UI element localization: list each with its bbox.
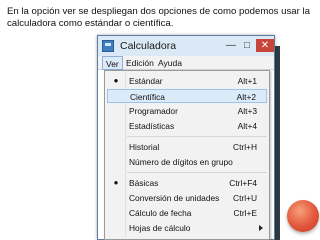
menu-item-label: Estadísticas [129,121,175,131]
menu-item-shortcut: Alt+2 [236,92,256,102]
menu-item-label: Cálculo de fecha [129,208,192,218]
menu-item-shortcut: Alt+4 [237,121,257,131]
menu-item-label: Básicas [129,178,159,188]
calculator-app-icon [102,40,114,52]
menu-item-label: Número de dígitos en grupo [129,157,233,167]
maximize-button[interactable]: □ [240,39,254,52]
menu-item-estandar[interactable]: ● Estándar Alt+1 [107,74,267,88]
slide-caption: En la opción ver se despliegan dos opcio… [7,6,310,29]
menu-item-basicas[interactable]: ● Básicas Ctrl+F4 [107,176,267,190]
menu-item-shortcut: Ctrl+H [233,142,257,152]
menu-separator [127,172,267,173]
menu-ayuda[interactable]: Ayuda [158,58,182,68]
menu-item-label: Historial [129,142,160,152]
menu-item-conversion-unidades[interactable]: Conversión de unidades Ctrl+U [107,191,267,205]
menu-item-shortcut: Ctrl+E [233,208,257,218]
window-title: Calculadora [120,40,177,52]
menu-item-shortcut: Alt+3 [237,106,257,116]
menu-item-shortcut: Alt+1 [237,76,257,86]
menu-item-programador[interactable]: Programador Alt+3 [107,104,267,118]
menu-item-label: Hojas de cálculo [129,223,191,233]
menu-item-calculo-fecha[interactable]: Cálculo de fecha Ctrl+E [107,206,267,220]
menu-item-label: Programador [129,106,178,116]
menu-item-cientifica[interactable]: Científica Alt+2 [107,89,267,103]
menu-item-label: Estándar [129,76,163,86]
menu-item-historial[interactable]: Historial Ctrl+H [107,140,267,154]
menu-bar: Ver Edición Ayuda [98,56,274,70]
title-bar[interactable]: Calculadora — □ ✕ [98,36,274,56]
close-button[interactable]: ✕ [256,39,274,52]
menu-item-estadisticas[interactable]: Estadísticas Alt+4 [107,119,267,133]
radio-bullet-icon: ● [113,178,119,187]
radio-bullet-icon: ● [113,76,119,85]
menu-item-shortcut: Ctrl+F4 [229,178,257,188]
ver-dropdown-menu: ● Estándar Alt+1 Científica Alt+2 Progra… [104,70,270,240]
calculator-window: Calculadora — □ ✕ Ver Edición Ayuda ● Es… [97,35,275,240]
menu-item-label: Conversión de unidades [129,193,220,203]
decorative-orange-circle [287,200,319,232]
menu-separator [127,136,267,137]
menu-edicion[interactable]: Edición [126,58,154,68]
minimize-button[interactable]: — [224,39,238,52]
menu-item-hojas-calculo[interactable]: Hojas de cálculo [107,221,267,235]
menu-ver[interactable]: Ver [102,56,123,70]
menu-item-label: Científica [130,92,165,102]
menu-item-shortcut: Ctrl+U [233,193,257,203]
submenu-arrow-icon [259,225,263,231]
menu-item-numero-digitos[interactable]: Número de dígitos en grupo [107,155,267,169]
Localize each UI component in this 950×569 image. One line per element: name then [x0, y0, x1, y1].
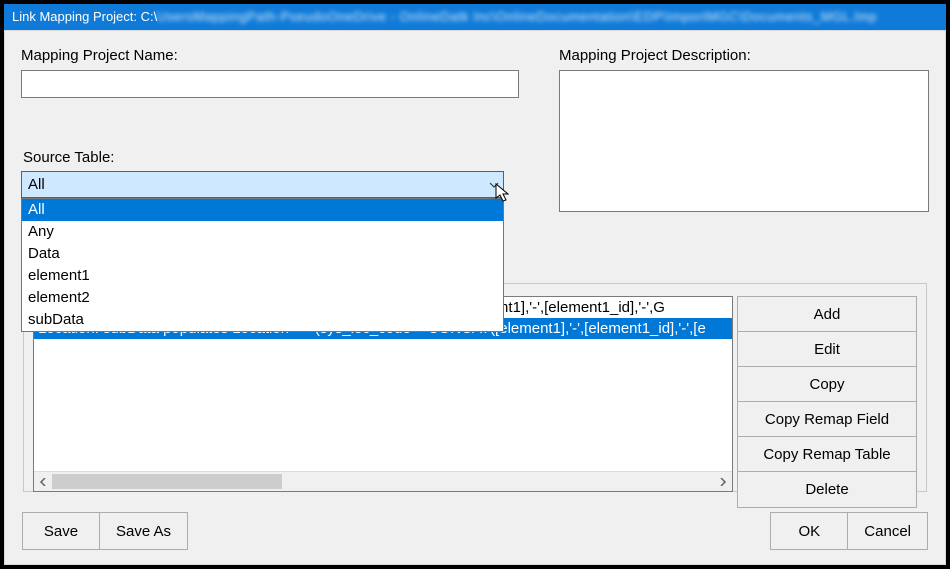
source-table-selected: All — [28, 176, 45, 193]
dropdown-option[interactable]: subData — [22, 309, 503, 331]
scroll-thumb[interactable] — [52, 474, 282, 489]
source-table-select[interactable]: All — [21, 171, 504, 198]
delete-button[interactable]: Delete — [738, 472, 916, 507]
cancel-button[interactable]: Cancel — [848, 512, 928, 550]
dropdown-option[interactable]: Data — [22, 243, 503, 265]
side-button-group: Add Edit Copy Copy Remap Field Copy Rema… — [737, 296, 917, 508]
description-label: Mapping Project Description: — [559, 47, 929, 64]
title-bar: Link Mapping Project: C:\UsersMappingPat… — [4, 4, 946, 30]
title-prefix: Link Mapping Project: C:\ — [12, 9, 157, 24]
project-name-input[interactable] — [21, 70, 519, 98]
dropdown-option[interactable]: Any — [22, 221, 503, 243]
add-button[interactable]: Add — [738, 297, 916, 332]
save-button[interactable]: Save — [22, 512, 100, 550]
dropdown-option[interactable]: element2 — [22, 287, 503, 309]
source-table-dropdown[interactable]: All Any Data element1 element2 subData — [21, 198, 504, 332]
copy-button[interactable]: Copy — [738, 367, 916, 402]
scroll-left-button[interactable] — [34, 472, 52, 491]
project-description-input[interactable] — [559, 70, 929, 212]
horizontal-scrollbar[interactable] — [34, 471, 732, 491]
dropdown-option[interactable]: element1 — [22, 265, 503, 287]
copy-remap-table-button[interactable]: Copy Remap Table — [738, 437, 916, 472]
dropdown-option[interactable]: All — [22, 199, 503, 221]
ok-button[interactable]: OK — [770, 512, 848, 550]
save-as-button[interactable]: Save As — [100, 512, 188, 550]
edit-button[interactable]: Edit — [738, 332, 916, 367]
chevron-down-icon — [489, 180, 499, 190]
source-table-label: Source Table: — [23, 149, 114, 166]
copy-remap-field-button[interactable]: Copy Remap Field — [738, 402, 916, 437]
title-path: UsersMappingPath-PseudoOneDrive - Online… — [157, 4, 877, 30]
scroll-right-button[interactable] — [714, 472, 732, 491]
name-label: Mapping Project Name: — [21, 47, 519, 64]
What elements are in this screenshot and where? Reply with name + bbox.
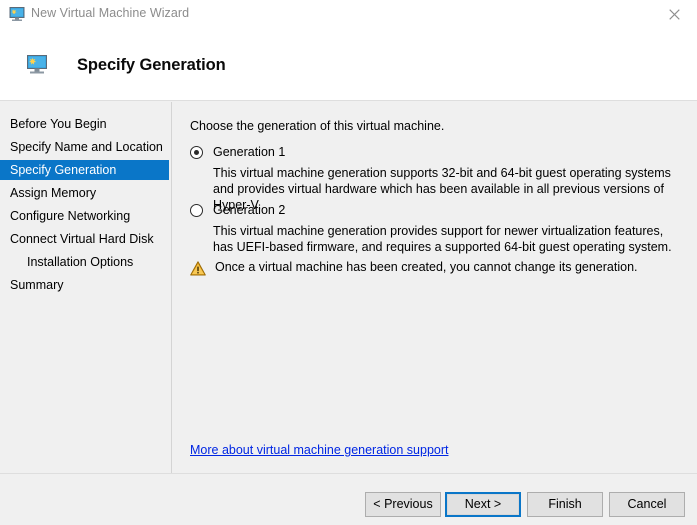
sidebar-item-summary[interactable]: Summary [0,275,169,295]
wizard-steps-sidebar: Before You Begin Specify Name and Locati… [0,102,172,473]
virtual-machine-monitor-icon [26,55,48,75]
generation-2-radio-row[interactable]: Generation 2 [190,201,682,219]
sidebar-item-assign-memory[interactable]: Assign Memory [0,183,169,203]
sidebar-item-connect-virtual-hard-disk[interactable]: Connect Virtual Hard Disk [0,229,169,249]
generation-warning: Once a virtual machine has been created,… [190,260,638,276]
generation-1-label: Generation 1 [213,145,285,159]
wizard-body: Before You Begin Specify Name and Locati… [0,102,697,473]
sidebar-item-installation-options[interactable]: Installation Options [0,252,169,272]
more-about-generation-support-link[interactable]: More about virtual machine generation su… [190,443,448,457]
wizard-footer: < Previous Next > Finish Cancel [0,473,697,525]
cancel-button[interactable]: Cancel [609,492,685,517]
close-icon[interactable] [652,0,697,29]
warning-triangle-icon [190,261,206,276]
virtual-machine-monitor-icon [9,7,25,22]
wizard-content-pane: Choose the generation of this virtual ma… [173,102,697,473]
page-title: Specify Generation [77,56,226,75]
radio-button-generation-1[interactable] [190,146,203,159]
generation-1-radio-row[interactable]: Generation 1 [190,143,682,161]
sidebar-item-configure-networking[interactable]: Configure Networking [0,206,169,226]
finish-button[interactable]: Finish [527,492,603,517]
next-button[interactable]: Next > [445,492,521,517]
previous-button[interactable]: < Previous [365,492,441,517]
intro-text: Choose the generation of this virtual ma… [190,119,444,133]
window-title: New Virtual Machine Wizard [31,6,189,20]
page-header: Specify Generation [0,29,697,101]
title-bar: New Virtual Machine Wizard [0,0,697,29]
generation-2-description: This virtual machine generation provides… [213,223,683,255]
sidebar-item-before-you-begin[interactable]: Before You Begin [0,114,169,134]
generation-2-option[interactable]: Generation 2 This virtual machine genera… [190,201,682,255]
generation-2-label: Generation 2 [213,203,285,217]
new-virtual-machine-wizard-window: New Virtual Machine Wizard Specify Gener… [0,0,697,525]
warning-text: Once a virtual machine has been created,… [215,260,638,275]
sidebar-item-specify-name-and-location[interactable]: Specify Name and Location [0,137,169,157]
sidebar-item-specify-generation[interactable]: Specify Generation [0,160,169,180]
radio-button-generation-2[interactable] [190,204,203,217]
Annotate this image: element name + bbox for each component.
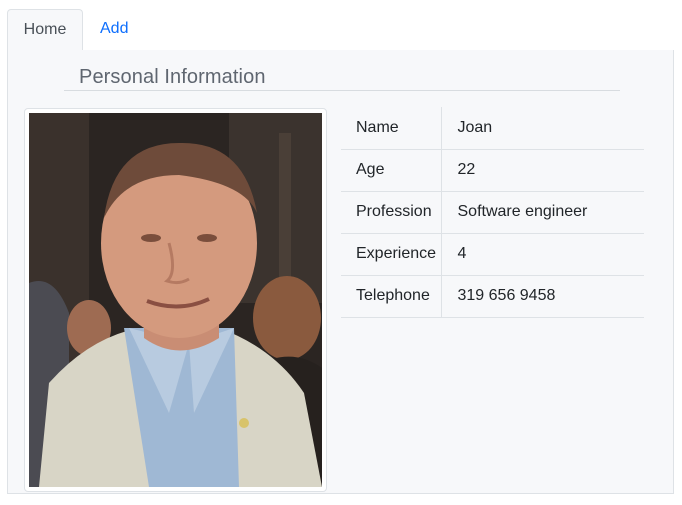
field-label: Experience [341,233,442,276]
tab-home[interactable]: Home [7,9,83,51]
table-row: Profession Software engineer [341,191,644,234]
table-row: Telephone 319 656 9458 [341,275,644,318]
field-label: Age [341,149,442,192]
tab-add[interactable]: Add [84,9,144,51]
tab-bar: Home Add [7,9,674,51]
field-value: Joan [441,107,644,150]
person-photo-icon [29,113,322,487]
field-label: Name [341,107,442,150]
field-value: 22 [441,149,644,192]
table-row: Age 22 [341,149,644,192]
tab-content-panel: Personal Information Name Joan Age 22 Pr… [7,50,674,494]
table-row: Experience 4 [341,233,644,276]
section-divider [64,90,620,91]
section-title: Personal Information [79,66,266,88]
field-value: Software engineer [441,191,644,234]
field-value: 4 [441,233,644,276]
field-label: Telephone [341,275,442,318]
profile-photo-frame [24,108,327,492]
field-label: Profession [341,191,442,234]
profile-photo [29,113,322,487]
field-value: 319 656 9458 [441,275,644,318]
table-row: Name Joan [341,107,644,150]
personal-info-table: Name Joan Age 22 Profession Software eng… [341,107,644,318]
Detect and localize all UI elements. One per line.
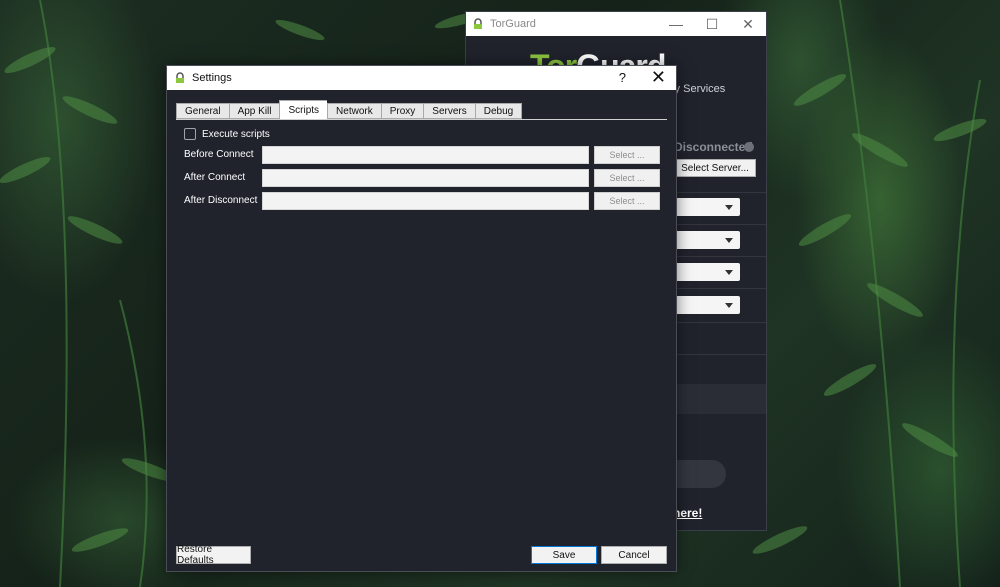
chevron-down-icon <box>725 302 733 308</box>
tab-network[interactable]: Network <box>327 103 381 119</box>
settings-dialog: Settings ? ✕ General App Kill Scripts Ne… <box>166 65 677 572</box>
help-icon[interactable]: ? <box>619 70 626 85</box>
execute-scripts-checkbox[interactable] <box>184 128 196 140</box>
torguard-lock-icon <box>176 72 184 83</box>
save-button[interactable]: Save <box>531 546 597 564</box>
connect-button[interactable] <box>674 460 726 488</box>
after-connect-label: After Connect <box>184 172 246 183</box>
chevron-down-icon <box>725 204 733 210</box>
divider <box>674 354 766 355</box>
after-disconnect-input[interactable] <box>262 192 589 210</box>
here-link[interactable]: here! <box>673 506 702 520</box>
restore-defaults-button[interactable]: Restore Defaults <box>176 544 251 566</box>
divider <box>674 322 766 323</box>
before-connect-label: Before Connect <box>184 149 254 160</box>
close-icon[interactable]: ✕ <box>730 12 766 36</box>
dropdown-protocol[interactable] <box>674 198 740 216</box>
before-connect-row: Before Connect Select ... <box>184 146 661 164</box>
divider <box>674 192 766 193</box>
connection-status: Disconnected <box>674 140 753 154</box>
info-band <box>674 384 766 414</box>
chevron-down-icon <box>725 237 733 243</box>
execute-scripts-label[interactable]: Execute scripts <box>202 129 270 140</box>
status-indicator-icon <box>744 142 754 152</box>
tab-scripts[interactable]: Scripts <box>279 100 328 119</box>
tab-servers[interactable]: Servers <box>423 103 475 119</box>
maximize-icon[interactable]: ☐ <box>694 12 730 36</box>
before-connect-input[interactable] <box>262 146 589 164</box>
divider <box>674 224 766 225</box>
settings-tabs: General App Kill Scripts Network Proxy S… <box>176 100 523 119</box>
tab-underline <box>176 119 667 120</box>
select-server-button[interactable]: Select Server... <box>674 159 756 177</box>
chevron-down-icon <box>725 269 733 275</box>
settings-titlebar[interactable]: Settings ? ✕ <box>167 66 676 90</box>
cancel-button[interactable]: Cancel <box>601 546 667 564</box>
after-disconnect-row: After Disconnect Select ... <box>184 192 661 210</box>
minimize-icon[interactable]: — <box>658 12 694 36</box>
dropdown-tunnel[interactable] <box>674 231 740 249</box>
torguard-lock-icon <box>474 18 482 29</box>
after-connect-select-button[interactable]: Select ... <box>594 169 660 187</box>
torguard-window-title: TorGuard <box>490 18 536 30</box>
after-connect-input[interactable] <box>262 169 589 187</box>
divider <box>674 288 766 289</box>
after-connect-row: After Connect Select ... <box>184 169 661 187</box>
torguard-titlebar[interactable]: TorGuard — ☐ ✕ <box>466 12 766 36</box>
close-icon[interactable]: ✕ <box>651 67 666 88</box>
tab-proxy[interactable]: Proxy <box>380 103 424 119</box>
tab-debug[interactable]: Debug <box>474 103 523 119</box>
dropdown-cipher[interactable] <box>674 296 740 314</box>
execute-scripts-row: Execute scripts <box>184 128 270 140</box>
after-disconnect-select-button[interactable]: Select ... <box>594 192 660 210</box>
tab-general[interactable]: General <box>176 103 229 119</box>
divider <box>674 256 766 257</box>
settings-title: Settings <box>192 72 232 84</box>
tab-app-kill[interactable]: App Kill <box>228 103 280 119</box>
before-connect-select-button[interactable]: Select ... <box>594 146 660 164</box>
dropdown-port[interactable] <box>674 263 740 281</box>
after-disconnect-label: After Disconnect <box>184 195 258 206</box>
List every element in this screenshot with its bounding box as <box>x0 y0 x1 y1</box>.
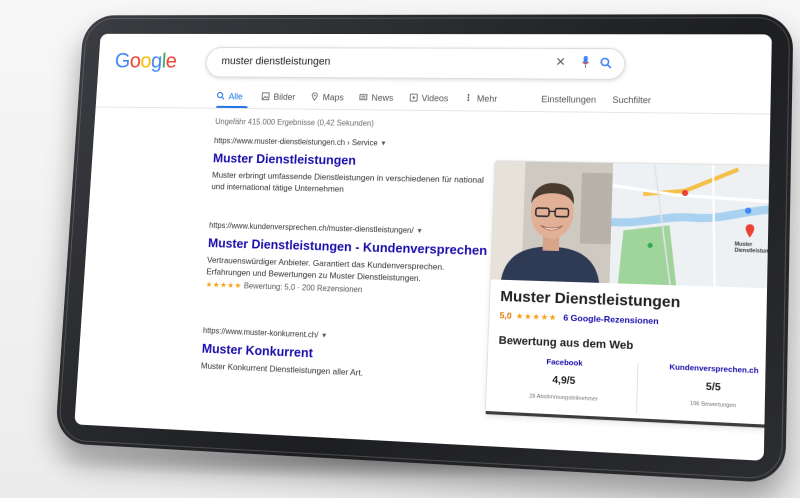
result-snippet: Muster erbringt umfassende Dienstleistun… <box>211 169 485 195</box>
tab-news[interactable]: News <box>359 92 394 103</box>
web-rating-score: 5/5 <box>705 381 721 394</box>
logo-letter: G <box>114 48 131 73</box>
news-icon <box>359 93 368 102</box>
header-divider <box>95 106 771 115</box>
business-photo[interactable] <box>490 161 614 284</box>
panel-bottom-bar <box>485 410 772 430</box>
tabs-spacer <box>513 93 525 104</box>
result-url-text: https://www.muster-dienstleistungen.ch ›… <box>213 136 378 148</box>
web-ratings-heading: Bewertung aus dem Web <box>498 334 634 353</box>
product-photo: Google muster dienstleistungen × Alle Bi… <box>0 0 800 498</box>
tab-label: Videos <box>421 92 449 103</box>
tab-label: News <box>371 92 394 103</box>
search-result: https://www.muster-dienstleistungen.ch ›… <box>211 136 493 198</box>
search-icon <box>216 92 225 101</box>
tab-maps[interactable]: Maps <box>310 91 344 102</box>
star-rating-icon: ★★★★★ <box>515 310 558 323</box>
search-box[interactable]: muster dienstleistungen × <box>204 47 626 80</box>
column-divider <box>636 362 639 414</box>
rating-value: 5,0 <box>499 310 512 321</box>
panel-title: Muster Dienstleistungen <box>500 287 681 312</box>
tab-mehr[interactable]: ⋮ Mehr <box>464 93 498 104</box>
panel-rating: 5,0 ★★★★★ 6 Google-Rezensionen <box>499 310 658 327</box>
search-result: https://www.kundenversprechen.ch/muster-… <box>205 221 489 298</box>
chevron-down-icon[interactable]: ▾ <box>417 226 421 235</box>
tab-label: Mehr <box>476 93 498 104</box>
search-icon[interactable] <box>600 57 613 69</box>
web-rating-kundenversprechen[interactable]: Kundenversprechen.ch 5/5 196 Bewertungen <box>644 361 772 411</box>
tab-alle[interactable]: Alle <box>216 91 246 102</box>
knowledge-panel: Muster Dienstleistungen Muster Dienstlei… <box>484 160 772 431</box>
web-rating-source: Facebook <box>546 357 583 368</box>
reviews-link[interactable]: 6 Google-Rezensionen <box>563 312 659 326</box>
tab-label: Maps <box>322 91 345 102</box>
tablet-frame: Google muster dienstleistungen × Alle Bi… <box>54 14 794 484</box>
web-rating-count: 28 Abstimmungsteilnehmer <box>529 393 598 403</box>
map-pin-icon <box>310 92 319 101</box>
tab-videos[interactable]: Videos <box>409 92 449 103</box>
result-stats: Ungefähr 415.000 Ergebnisse (0,42 Sekund… <box>214 117 375 128</box>
browser-screen: Google muster dienstleistungen × Alle Bi… <box>74 33 772 461</box>
settings-link[interactable]: Einstellungen <box>541 93 596 104</box>
more-icon: ⋮ <box>463 92 474 103</box>
chevron-down-icon[interactable]: ▾ <box>322 331 326 340</box>
tab-bilder[interactable]: Bilder <box>261 91 296 102</box>
map-graphic <box>609 163 772 290</box>
web-rating-score: 4,9/5 <box>552 374 576 388</box>
tab-label: Bilder <box>273 91 296 102</box>
search-result: https://www.muster-konkurrent.ch/▾ Muste… <box>201 326 486 384</box>
web-rating-source: Kundenversprechen.ch <box>669 362 759 376</box>
search-tabs: Alle Bilder Maps News Videos ⋮ Mehr Eins… <box>216 91 651 106</box>
web-rating-count: 196 Bewertungen <box>689 400 737 410</box>
clear-icon[interactable]: × <box>556 54 566 72</box>
rating-text: Bewertung: 5,0 · 200 Rezensionen <box>243 281 363 294</box>
tab-label: Alle <box>228 91 244 101</box>
microphone-icon[interactable] <box>581 55 589 68</box>
result-url-text: https://www.muster-konkurrent.ch/ <box>202 326 319 340</box>
search-input[interactable]: muster dienstleistungen <box>221 56 331 68</box>
image-icon <box>261 92 270 101</box>
result-title-link[interactable]: Muster Dienstleistungen <box>213 151 493 170</box>
result-url[interactable]: https://www.muster-dienstleistungen.ch ›… <box>214 136 493 149</box>
chevron-down-icon[interactable]: ▾ <box>381 139 385 148</box>
google-logo[interactable]: Google <box>114 49 177 74</box>
web-rating-facebook[interactable]: Facebook 4,9/5 28 Abstimmungsteilnehmer <box>496 355 632 404</box>
star-rating-icon: ★★★★★ <box>205 279 243 290</box>
location-map[interactable]: Muster Dienstleistungen <box>609 163 772 290</box>
logo-letter: e <box>165 48 178 73</box>
person-portrait <box>490 161 614 284</box>
search-filter-link[interactable]: Suchfilter <box>612 94 651 105</box>
video-icon <box>409 93 418 102</box>
map-marker-label: Muster Dienstleistungen <box>734 241 772 256</box>
result-url[interactable]: https://www.kundenversprechen.ch/muster-… <box>209 221 490 237</box>
result-url-text: https://www.kundenversprechen.ch/muster-… <box>208 220 414 236</box>
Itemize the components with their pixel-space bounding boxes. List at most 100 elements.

--- AIM OF THE EXERCISE ---
Return everything in the material from the line containing "source-table-selected: All —" down to the line containing "dropdown-option[interactable]: Data —", reproducing each line exactly as it appears.

--- THE REPLY ---
source-table-selected: All — [28, 176, 45, 193]
dropdown-option[interactable]: subData — [22, 309, 503, 331]
scroll-thumb[interactable] — [52, 474, 282, 489]
source-table-select[interactable]: All — [21, 171, 504, 198]
delete-button[interactable]: Delete — [738, 472, 916, 507]
cancel-button[interactable]: Cancel — [848, 512, 928, 550]
dropdown-option[interactable]: Data — [22, 243, 503, 265]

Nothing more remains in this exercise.